_Document section:_
A high-performance single-molecule diode

The ultimate limit in electronic miniaturization just got a lot closer
August 3, 2015

Researchers from Berkeley Lab and Columbia University have created the world’s highest-performance single-molecule diode, using a combination of gold electrodes (yellow) and a “TDO” molecule (purple, with molecular structure on the left) in propylene carbonate, an ionic solution (light blue). The circuit symbols on the right represent a battery and an ammeter (A) to measure current flow. (credit: Brian Capozzi et al./Nature Nanotechnology)

A team of researchers from Berkeley Lab and Columbia University has created “the world’s highest-performance single-molecule diode,” using a combination of gold electrodes and an ionic solution.

The diode’s rectification ratio (ratio of forward to reverse current at fixed voltage) is in excess of 200, “a record for single-molecule devices,” says Jeff Neaton, Director of the Molecular Foundry, a senior faculty scientist with Berkeley Lab’s Materials Sciences Division and the Department of Physics at the University of California Berkeley and a member of the Kavli Energy Nanoscience Institute at Berkeley (Kavli ENSI).

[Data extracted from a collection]
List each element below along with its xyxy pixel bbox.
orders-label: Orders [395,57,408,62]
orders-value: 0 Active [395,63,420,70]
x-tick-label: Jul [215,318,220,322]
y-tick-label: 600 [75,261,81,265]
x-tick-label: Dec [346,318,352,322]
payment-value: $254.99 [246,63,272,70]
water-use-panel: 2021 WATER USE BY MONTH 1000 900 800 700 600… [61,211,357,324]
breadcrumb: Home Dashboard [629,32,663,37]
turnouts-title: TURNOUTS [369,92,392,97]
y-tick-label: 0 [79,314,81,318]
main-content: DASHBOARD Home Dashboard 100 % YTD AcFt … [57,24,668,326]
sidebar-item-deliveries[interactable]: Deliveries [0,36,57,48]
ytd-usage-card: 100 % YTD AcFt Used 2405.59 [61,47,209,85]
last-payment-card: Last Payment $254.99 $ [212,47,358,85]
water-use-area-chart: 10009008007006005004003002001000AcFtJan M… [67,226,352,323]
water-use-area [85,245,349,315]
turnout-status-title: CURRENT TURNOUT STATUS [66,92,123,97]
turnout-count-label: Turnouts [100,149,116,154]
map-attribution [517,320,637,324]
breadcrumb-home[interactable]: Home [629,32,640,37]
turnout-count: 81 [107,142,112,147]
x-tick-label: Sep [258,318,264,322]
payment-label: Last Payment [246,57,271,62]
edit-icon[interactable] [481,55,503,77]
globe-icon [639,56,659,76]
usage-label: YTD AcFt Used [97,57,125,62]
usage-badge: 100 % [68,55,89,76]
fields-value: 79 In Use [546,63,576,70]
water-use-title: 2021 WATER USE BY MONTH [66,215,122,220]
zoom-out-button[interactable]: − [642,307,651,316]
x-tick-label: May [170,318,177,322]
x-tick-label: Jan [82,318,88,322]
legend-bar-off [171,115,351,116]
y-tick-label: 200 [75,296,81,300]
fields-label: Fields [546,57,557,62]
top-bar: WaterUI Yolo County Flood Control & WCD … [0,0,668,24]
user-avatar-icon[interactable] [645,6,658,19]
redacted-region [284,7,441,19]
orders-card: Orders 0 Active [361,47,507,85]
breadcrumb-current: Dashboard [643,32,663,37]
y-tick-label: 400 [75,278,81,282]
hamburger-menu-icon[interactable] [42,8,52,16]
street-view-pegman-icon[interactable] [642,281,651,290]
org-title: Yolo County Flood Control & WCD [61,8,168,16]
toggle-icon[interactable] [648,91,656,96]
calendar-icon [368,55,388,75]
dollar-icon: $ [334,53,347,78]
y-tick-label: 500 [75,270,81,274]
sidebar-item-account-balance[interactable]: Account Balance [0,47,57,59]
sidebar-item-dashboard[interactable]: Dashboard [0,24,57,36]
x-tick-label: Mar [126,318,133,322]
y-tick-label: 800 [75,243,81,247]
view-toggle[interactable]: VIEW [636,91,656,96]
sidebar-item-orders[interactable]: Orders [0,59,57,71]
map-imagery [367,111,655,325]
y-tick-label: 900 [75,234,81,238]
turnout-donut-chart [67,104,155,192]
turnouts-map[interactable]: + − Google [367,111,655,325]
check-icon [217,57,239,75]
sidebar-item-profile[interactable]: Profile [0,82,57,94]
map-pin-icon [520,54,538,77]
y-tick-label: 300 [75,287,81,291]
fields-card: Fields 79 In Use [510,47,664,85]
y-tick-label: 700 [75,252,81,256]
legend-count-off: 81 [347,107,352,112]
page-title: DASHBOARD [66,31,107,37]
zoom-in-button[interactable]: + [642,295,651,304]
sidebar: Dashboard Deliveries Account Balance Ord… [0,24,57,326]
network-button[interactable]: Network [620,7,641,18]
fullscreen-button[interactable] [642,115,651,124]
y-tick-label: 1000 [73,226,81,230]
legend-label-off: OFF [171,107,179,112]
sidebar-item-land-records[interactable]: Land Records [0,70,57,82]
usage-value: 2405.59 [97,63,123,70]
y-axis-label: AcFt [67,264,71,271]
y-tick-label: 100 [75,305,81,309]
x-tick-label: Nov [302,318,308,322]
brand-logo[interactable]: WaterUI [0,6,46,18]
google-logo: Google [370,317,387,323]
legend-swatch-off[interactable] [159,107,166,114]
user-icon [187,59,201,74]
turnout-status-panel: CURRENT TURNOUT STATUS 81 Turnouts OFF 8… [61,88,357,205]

_Goal A:_ In the single-molecule diode article, what figure does the diode's rectification ratio exceed?
_Goal B:_ Carry the single-molecule diode article forward from the point at which it stops.
The entries have no connection to the single-molecule diode article.

_Task answer A:_ Its rectification ratio exceeds 200.

_Task answer B:_
Ultimate electronic miniaturization

Single-molecule devices represent the ultimate limit in electronic miniaturization, the researchers say. In 1974, molecular electronics pioneers Mark Ratner and Arieh Aviram theorized that an asymmetric molecule could act as a diode, or rectifier (a one-way conductor of electric current). Diodes have a number of uses in electronic devices.

Since then, development of functional single-molecule electronic devices has been a major pursuit, with diodes — one of the most widely used electronic components — at the top of the list.

A p–n junction (credit: Wikimedia Commons)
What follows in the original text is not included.